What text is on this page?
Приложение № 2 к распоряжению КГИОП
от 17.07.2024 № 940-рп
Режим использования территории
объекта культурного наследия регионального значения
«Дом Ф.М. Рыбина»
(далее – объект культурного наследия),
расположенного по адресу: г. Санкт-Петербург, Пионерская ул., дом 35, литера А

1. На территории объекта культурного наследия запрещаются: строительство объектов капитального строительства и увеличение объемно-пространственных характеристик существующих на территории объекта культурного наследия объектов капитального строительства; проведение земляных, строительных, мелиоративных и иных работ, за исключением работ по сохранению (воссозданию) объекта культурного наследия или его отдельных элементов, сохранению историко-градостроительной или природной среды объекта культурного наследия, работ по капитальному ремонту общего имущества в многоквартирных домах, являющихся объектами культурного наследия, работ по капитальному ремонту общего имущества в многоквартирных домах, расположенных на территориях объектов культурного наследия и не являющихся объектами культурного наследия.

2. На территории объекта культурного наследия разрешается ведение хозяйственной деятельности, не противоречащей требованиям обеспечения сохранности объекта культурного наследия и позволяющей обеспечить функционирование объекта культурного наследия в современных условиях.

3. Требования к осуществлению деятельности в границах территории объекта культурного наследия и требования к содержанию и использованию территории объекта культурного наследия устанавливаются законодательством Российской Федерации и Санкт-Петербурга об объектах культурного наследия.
++++++++++++++++++++
• **WHAT THE TASK REQUIRES**
Recite the full listing above exactly.

• **PROBLEM SOLUTION**
What text is on this page?
Приложение № 2 к распоряжению КГИОП
от 17.07.2024 № 940-рп
Режим использования территории
объекта культурного наследия регионального значения
«Дом Ф.М. Рыбина»
(далее – объект культурного наследия),
расположенного по адресу: г. Санкт-Петербург, Пионерская ул., дом 35, литера А

1. На территории объекта культурного наследия запрещаются: строительство объектов капитального строительства и увеличение объемно-пространственных характеристик существующих на территории объекта культурного наследия объектов капитального строительства; проведение земляных, строительных, мелиоративных и иных работ, за исключением работ по сохранению (воссозданию) объекта культурного наследия или его отдельных элементов, сохранению историко-градостроительной или природной среды объекта культурного наследия, работ по капитальному ремонту общего имущества в многоквартирных домах, являющихся объектами культурного наследия, работ по капитальному ремонту общего имущества в многоквартирных домах, расположенных на территориях объектов культурного наследия и не являющихся объектами культурного наследия.

2. На территории объекта культурного наследия разрешается ведение хозяйственной деятельности, не противоречащей требованиям обеспечения сохранности объекта культурного наследия и позволяющей обеспечить функционирование объекта культурного наследия в современных условиях.

3. Требования к осуществлению деятельности в границах территории объекта культурного наследия и требования к содержанию и использованию территории объекта культурного наследия устанавливаются законодательством Российской Федерации и Санкт-Петербурга об объектах культурного наследия.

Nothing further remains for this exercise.